_Short exercise_
Write the entries out again exactly as they stand, but without the pictures.

_The input_
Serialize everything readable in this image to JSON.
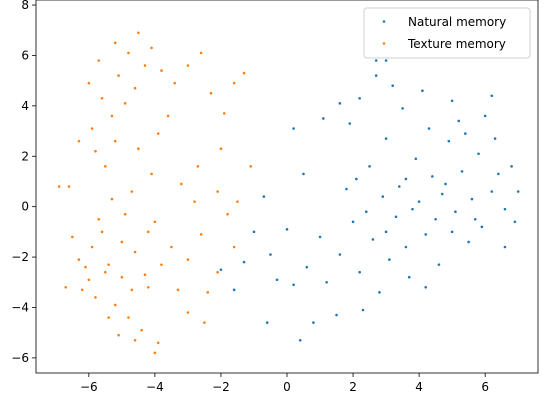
{
  "chart_data": {
    "type": "scatter",
    "title": "",
    "xlabel": "",
    "ylabel": "",
    "xlim": [
      -7.6,
      7.6
    ],
    "ylim": [
      -6.6,
      8.2
    ],
    "xticks": [
      -6,
      -4,
      -2,
      0,
      2,
      4,
      6
    ],
    "yticks": [
      -6,
      -4,
      -2,
      0,
      2,
      4,
      6,
      8
    ],
    "xtick_labels": [
      "−6",
      "−4",
      "−2",
      "0",
      "2",
      "4",
      "6"
    ],
    "ytick_labels": [
      "−6",
      "−4",
      "−2",
      "0",
      "2",
      "4",
      "6",
      "8"
    ],
    "grid": false,
    "legend_position": "top-right",
    "series": [
      {
        "name": "Natural memory",
        "color": "#1f77b4",
        "points": [
          [
            4.5,
            -0.5
          ],
          [
            5.1,
            -0.2
          ],
          [
            4.2,
            -1.1
          ],
          [
            5.6,
            0.3
          ],
          [
            3.6,
            -1.6
          ],
          [
            4.8,
            0.9
          ],
          [
            5.9,
            -0.8
          ],
          [
            3.1,
            -2.1
          ],
          [
            4.0,
            0.2
          ],
          [
            5.3,
            1.4
          ],
          [
            6.2,
            0.6
          ],
          [
            2.6,
            -1.3
          ],
          [
            3.4,
            0.8
          ],
          [
            4.6,
            -2.3
          ],
          [
            5.5,
            -1.4
          ],
          [
            6.6,
            -0.1
          ],
          [
            2.2,
            -2.6
          ],
          [
            3.9,
            1.9
          ],
          [
            4.9,
            2.6
          ],
          [
            5.8,
            2.1
          ],
          [
            6.4,
            1.3
          ],
          [
            3.0,
            2.7
          ],
          [
            2.0,
            -0.6
          ],
          [
            1.6,
            -1.9
          ],
          [
            1.2,
            -3.0
          ],
          [
            2.8,
            -3.4
          ],
          [
            3.7,
            -2.8
          ],
          [
            4.3,
            3.1
          ],
          [
            5.2,
            3.4
          ],
          [
            6.0,
            3.6
          ],
          [
            3.5,
            3.9
          ],
          [
            2.5,
            1.6
          ],
          [
            1.8,
            0.7
          ],
          [
            1.0,
            -1.2
          ],
          [
            0.6,
            -2.4
          ],
          [
            0.2,
            -3.1
          ],
          [
            1.5,
            -4.3
          ],
          [
            0.8,
            -4.6
          ],
          [
            2.3,
            -4.1
          ],
          [
            4.1,
            4.6
          ],
          [
            3.2,
            4.8
          ],
          [
            2.7,
            5.2
          ],
          [
            1.9,
            3.3
          ],
          [
            0.5,
            1.3
          ],
          [
            0.0,
            -0.9
          ],
          [
            -0.5,
            -1.9
          ],
          [
            -1.3,
            -2.2
          ],
          [
            -1.6,
            -3.3
          ],
          [
            -0.3,
            -2.9
          ],
          [
            -0.6,
            -4.6
          ],
          [
            0.4,
            -5.3
          ],
          [
            1.1,
            3.5
          ],
          [
            6.9,
            -0.6
          ],
          [
            7.0,
            0.6
          ],
          [
            6.6,
            -1.6
          ],
          [
            3.3,
            -0.4
          ],
          [
            4.4,
            1.2
          ],
          [
            5.7,
            -0.5
          ],
          [
            2.9,
            0.4
          ],
          [
            2.4,
            -0.2
          ],
          [
            3.8,
            -0.1
          ],
          [
            4.7,
            0.5
          ],
          [
            5.0,
            -1.0
          ],
          [
            3.6,
            1.1
          ],
          [
            2.1,
            1.1
          ],
          [
            6.3,
            2.7
          ],
          [
            5.4,
            2.9
          ],
          [
            6.8,
            1.6
          ],
          [
            4.2,
            -3.2
          ],
          [
            3.0,
            -1.0
          ],
          [
            2.7,
            5.8
          ],
          [
            3.0,
            5.8
          ],
          [
            -0.7,
            0.4
          ],
          [
            0.2,
            3.1
          ],
          [
            1.6,
            4.1
          ],
          [
            2.2,
            4.3
          ],
          [
            5.0,
            4.2
          ],
          [
            6.2,
            4.4
          ],
          [
            -2.0,
            -2.5
          ],
          [
            -1.0,
            -1.0
          ]
        ]
      },
      {
        "name": "Texture memory",
        "color": "#ff7f0e",
        "points": [
          [
            -5.4,
            -2.3
          ],
          [
            -5.0,
            -2.8
          ],
          [
            -4.6,
            -1.8
          ],
          [
            -5.9,
            -1.6
          ],
          [
            -4.2,
            -3.2
          ],
          [
            -5.2,
            -3.9
          ],
          [
            -6.0,
            -2.9
          ],
          [
            -4.8,
            -4.4
          ],
          [
            -3.8,
            -2.3
          ],
          [
            -5.6,
            -1.0
          ],
          [
            -6.3,
            -2.1
          ],
          [
            -4.4,
            -4.9
          ],
          [
            -5.1,
            -5.1
          ],
          [
            -3.5,
            -1.6
          ],
          [
            -4.0,
            -0.6
          ],
          [
            -6.5,
            -1.2
          ],
          [
            -6.2,
            -3.3
          ],
          [
            -5.3,
            0.3
          ],
          [
            -4.7,
            0.6
          ],
          [
            -3.3,
            -3.3
          ],
          [
            -3.0,
            -2.1
          ],
          [
            -2.6,
            -1.1
          ],
          [
            -2.8,
            0.2
          ],
          [
            -3.2,
            0.9
          ],
          [
            -4.1,
            1.3
          ],
          [
            -5.5,
            1.6
          ],
          [
            -5.8,
            2.2
          ],
          [
            -5.2,
            2.6
          ],
          [
            -4.5,
            2.3
          ],
          [
            -5.9,
            3.1
          ],
          [
            -5.3,
            3.6
          ],
          [
            -4.9,
            4.1
          ],
          [
            -5.6,
            4.3
          ],
          [
            -4.6,
            4.7
          ],
          [
            -5.1,
            5.2
          ],
          [
            -4.3,
            5.6
          ],
          [
            -4.8,
            6.1
          ],
          [
            -5.2,
            6.5
          ],
          [
            -4.5,
            6.9
          ],
          [
            -4.1,
            6.3
          ],
          [
            -3.8,
            5.4
          ],
          [
            -3.4,
            4.9
          ],
          [
            -3.0,
            5.6
          ],
          [
            -2.6,
            6.1
          ],
          [
            -2.3,
            4.5
          ],
          [
            -3.6,
            3.6
          ],
          [
            -3.9,
            2.9
          ],
          [
            -6.0,
            4.9
          ],
          [
            -5.7,
            5.8
          ],
          [
            -6.3,
            2.6
          ],
          [
            -6.6,
            0.8
          ],
          [
            -2.1,
            -2.6
          ],
          [
            -2.4,
            -3.4
          ],
          [
            -2.5,
            -4.6
          ],
          [
            -3.0,
            -4.2
          ],
          [
            -4.0,
            -5.8
          ],
          [
            -4.6,
            -5.3
          ],
          [
            -3.9,
            -5.4
          ],
          [
            -6.9,
            0.8
          ],
          [
            -6.7,
            -3.2
          ],
          [
            -1.6,
            4.9
          ],
          [
            -1.3,
            5.3
          ],
          [
            -1.8,
            -0.3
          ],
          [
            -1.6,
            -1.6
          ],
          [
            -2.1,
            0.6
          ],
          [
            -2.7,
            1.6
          ],
          [
            -2.0,
            2.3
          ],
          [
            -1.9,
            3.7
          ],
          [
            -1.1,
            1.6
          ],
          [
            -1.5,
            0.2
          ],
          [
            -4.9,
            -0.3
          ],
          [
            -5.7,
            -0.5
          ],
          [
            -4.3,
            -2.7
          ],
          [
            -5.0,
            -1.4
          ],
          [
            -5.5,
            -2.6
          ],
          [
            -4.7,
            -3.3
          ],
          [
            -6.1,
            -2.4
          ],
          [
            -5.8,
            -3.6
          ],
          [
            -5.4,
            -4.4
          ],
          [
            -4.2,
            -1.0
          ]
        ]
      }
    ]
  }
}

_Right answer_
Serialize everything readable in this image to JSON.
{
  "chart_data": {
    "type": "scatter",
    "title": "",
    "xlabel": "",
    "ylabel": "",
    "xlim": [
      -7.6,
      7.6
    ],
    "ylim": [
      -6.6,
      8.2
    ],
    "xticks": [
      -6,
      -4,
      -2,
      0,
      2,
      4,
      6
    ],
    "yticks": [
      -6,
      -4,
      -2,
      0,
      2,
      4,
      6,
      8
    ],
    "xtick_labels": [
      "−6",
      "−4",
      "−2",
      "0",
      "2",
      "4",
      "6"
    ],
    "ytick_labels": [
      "−6",
      "−4",
      "−2",
      "0",
      "2",
      "4",
      "6",
      "8"
    ],
    "grid": false,
    "legend_position": "top-right",
    "series": [
      {
        "name": "Natural memory",
        "color": "#1f77b4",
        "points": [
          [
            4.5,
            -0.5
          ],
          [
            5.1,
            -0.2
          ],
          [
            4.2,
            -1.1
          ],
          [
            5.6,
            0.3
          ],
          [
            3.6,
            -1.6
          ],
          [
            4.8,
            0.9
          ],
          [
            5.9,
            -0.8
          ],
          [
            3.1,
            -2.1
          ],
          [
            4.0,
            0.2
          ],
          [
            5.3,
            1.4
          ],
          [
            6.2,
            0.6
          ],
          [
            2.6,
            -1.3
          ],
          [
            3.4,
            0.8
          ],
          [
            4.6,
            -2.3
          ],
          [
            5.5,
            -1.4
          ],
          [
            6.6,
            -0.1
          ],
          [
            2.2,
            -2.6
          ],
          [
            3.9,
            1.9
          ],
          [
            4.9,
            2.6
          ],
          [
            5.8,
            2.1
          ],
          [
            6.4,
            1.3
          ],
          [
            3.0,
            2.7
          ],
          [
            2.0,
            -0.6
          ],
          [
            1.6,
            -1.9
          ],
          [
            1.2,
            -3.0
          ],
          [
            2.8,
            -3.4
          ],
          [
            3.7,
            -2.8
          ],
          [
            4.3,
            3.1
          ],
          [
            5.2,
            3.4
          ],
          [
            6.0,
            3.6
          ],
          [
            3.5,
            3.9
          ],
          [
            2.5,
            1.6
          ],
          [
            1.8,
            0.7
          ],
          [
            1.0,
            -1.2
          ],
          [
            0.6,
            -2.4
          ],
          [
            0.2,
            -3.1
          ],
          [
            1.5,
            -4.3
          ],
          [
            0.8,
            -4.6
          ],
          [
            2.3,
            -4.1
          ],
          [
            4.1,
            4.6
          ],
          [
            3.2,
            4.8
          ],
          [
            2.7,
            5.2
          ],
          [
            1.9,
            3.3
          ],
          [
            0.5,
            1.3
          ],
          [
            0.0,
            -0.9
          ],
          [
            -0.5,
            -1.9
          ],
          [
            -1.3,
            -2.2
          ],
          [
            -1.6,
            -3.3
          ],
          [
            -0.3,
            -2.9
          ],
          [
            -0.6,
            -4.6
          ],
          [
            0.4,
            -5.3
          ],
          [
            1.1,
            3.5
          ],
          [
            6.9,
            -0.6
          ],
          [
            7.0,
            0.6
          ],
          [
            6.6,
            -1.6
          ],
          [
            3.3,
            -0.4
          ],
          [
            4.4,
            1.2
          ],
          [
            5.7,
            -0.5
          ],
          [
            2.9,
            0.4
          ],
          [
            2.4,
            -0.2
          ],
          [
            3.8,
            -0.1
          ],
          [
            4.7,
            0.5
          ],
          [
            5.0,
            -1.0
          ],
          [
            3.6,
            1.1
          ],
          [
            2.1,
            1.1
          ],
          [
            6.3,
            2.7
          ],
          [
            5.4,
            2.9
          ],
          [
            6.8,
            1.6
          ],
          [
            4.2,
            -3.2
          ],
          [
            3.0,
            -1.0
          ],
          [
            2.7,
            5.8
          ],
          [
            3.0,
            5.8
          ],
          [
            -0.7,
            0.4
          ],
          [
            0.2,
            3.1
          ],
          [
            1.6,
            4.1
          ],
          [
            2.2,
            4.3
          ],
          [
            5.0,
            4.2
          ],
          [
            6.2,
            4.4
          ],
          [
            -2.0,
            -2.5
          ],
          [
            -1.0,
            -1.0
          ]
        ]
      },
      {
        "name": "Texture memory",
        "color": "#ff7f0e",
        "points": [
          [
            -5.4,
            -2.3
          ],
          [
            -5.0,
            -2.8
          ],
          [
            -4.6,
            -1.8
          ],
          [
            -5.9,
            -1.6
          ],
          [
            -4.2,
            -3.2
          ],
          [
            -5.2,
            -3.9
          ],
          [
            -6.0,
            -2.9
          ],
          [
            -4.8,
            -4.4
          ],
          [
            -3.8,
            -2.3
          ],
          [
            -5.6,
            -1.0
          ],
          [
            -6.3,
            -2.1
          ],
          [
            -4.4,
            -4.9
          ],
          [
            -5.1,
            -5.1
          ],
          [
            -3.5,
            -1.6
          ],
          [
            -4.0,
            -0.6
          ],
          [
            -6.5,
            -1.2
          ],
          [
            -6.2,
            -3.3
          ],
          [
            -5.3,
            0.3
          ],
          [
            -4.7,
            0.6
          ],
          [
            -3.3,
            -3.3
          ],
          [
            -3.0,
            -2.1
          ],
          [
            -2.6,
            -1.1
          ],
          [
            -2.8,
            0.2
          ],
          [
            -3.2,
            0.9
          ],
          [
            -4.1,
            1.3
          ],
          [
            -5.5,
            1.6
          ],
          [
            -5.8,
            2.2
          ],
          [
            -5.2,
            2.6
          ],
          [
            -4.5,
            2.3
          ],
          [
            -5.9,
            3.1
          ],
          [
            -5.3,
            3.6
          ],
          [
            -4.9,
            4.1
          ],
          [
            -5.6,
            4.3
          ],
          [
            -4.6,
            4.7
          ],
          [
            -5.1,
            5.2
          ],
          [
            -4.3,
            5.6
          ],
          [
            -4.8,
            6.1
          ],
          [
            -5.2,
            6.5
          ],
          [
            -4.5,
            6.9
          ],
          [
            -4.1,
            6.3
          ],
          [
            -3.8,
            5.4
          ],
          [
            -3.4,
            4.9
          ],
          [
            -3.0,
            5.6
          ],
          [
            -2.6,
            6.1
          ],
          [
            -2.3,
            4.5
          ],
          [
            -3.6,
            3.6
          ],
          [
            -3.9,
            2.9
          ],
          [
            -6.0,
            4.9
          ],
          [
            -5.7,
            5.8
          ],
          [
            -6.3,
            2.6
          ],
          [
            -6.6,
            0.8
          ],
          [
            -2.1,
            -2.6
          ],
          [
            -2.4,
            -3.4
          ],
          [
            -2.5,
            -4.6
          ],
          [
            -3.0,
            -4.2
          ],
          [
            -4.0,
            -5.8
          ],
          [
            -4.6,
            -5.3
          ],
          [
            -3.9,
            -5.4
          ],
          [
            -6.9,
            0.8
          ],
          [
            -6.7,
            -3.2
          ],
          [
            -1.6,
            4.9
          ],
          [
            -1.3,
            5.3
          ],
          [
            -1.8,
            -0.3
          ],
          [
            -1.6,
            -1.6
          ],
          [
            -2.1,
            0.6
          ],
          [
            -2.7,
            1.6
          ],
          [
            -2.0,
            2.3
          ],
          [
            -1.9,
            3.7
          ],
          [
            -1.1,
            1.6
          ],
          [
            -1.5,
            0.2
          ],
          [
            -4.9,
            -0.3
          ],
          [
            -5.7,
            -0.5
          ],
          [
            -4.3,
            -2.7
          ],
          [
            -5.0,
            -1.4
          ],
          [
            -5.5,
            -2.6
          ],
          [
            -4.7,
            -3.3
          ],
          [
            -6.1,
            -2.4
          ],
          [
            -5.8,
            -3.6
          ],
          [
            -5.4,
            -4.4
          ],
          [
            -4.2,
            -1.0
          ]
        ]
      }
    ]
  }
}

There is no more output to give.